» Record excerpts:

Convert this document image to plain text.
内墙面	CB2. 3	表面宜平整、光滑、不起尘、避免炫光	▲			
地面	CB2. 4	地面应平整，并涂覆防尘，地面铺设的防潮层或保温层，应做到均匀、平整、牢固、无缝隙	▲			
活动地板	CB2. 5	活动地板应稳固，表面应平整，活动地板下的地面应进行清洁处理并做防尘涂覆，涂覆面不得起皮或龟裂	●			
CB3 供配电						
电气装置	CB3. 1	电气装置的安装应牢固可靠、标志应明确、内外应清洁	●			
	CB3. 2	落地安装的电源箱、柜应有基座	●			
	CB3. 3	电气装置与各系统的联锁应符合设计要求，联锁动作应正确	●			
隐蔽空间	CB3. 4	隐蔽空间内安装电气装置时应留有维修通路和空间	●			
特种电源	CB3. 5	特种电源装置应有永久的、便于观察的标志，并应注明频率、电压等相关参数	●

» Request:
Your task is to repeat every line exactly.

» Result of this task:
Convert this document image to plain text.
内墙面	CB2. 3	表面宜平整、光滑、不起尘、避免炫光	▲			
地面	CB2. 4	地面应平整，并涂覆防尘，地面铺设的防潮层或保温层，应做到均匀、平整、牢固、无缝隙	▲			
活动地板	CB2. 5	活动地板应稳固，表面应平整，活动地板下的地面应进行清洁处理并做防尘涂覆，涂覆面不得起皮或龟裂	●			
CB3 供配电						
电气装置	CB3. 1	电气装置的安装应牢固可靠、标志应明确、内外应清洁	●			
	CB3. 2	落地安装的电源箱、柜应有基座	●			
	CB3. 3	电气装置与各系统的联锁应符合设计要求，联锁动作应正确	●			
隐蔽空间	CB3. 4	隐蔽空间内安装电气装置时应留有维修通路和空间	●			
特种电源	CB3. 5	特种电源装置应有永久的、便于观察的标志，并应注明频率、电压等相关参数	●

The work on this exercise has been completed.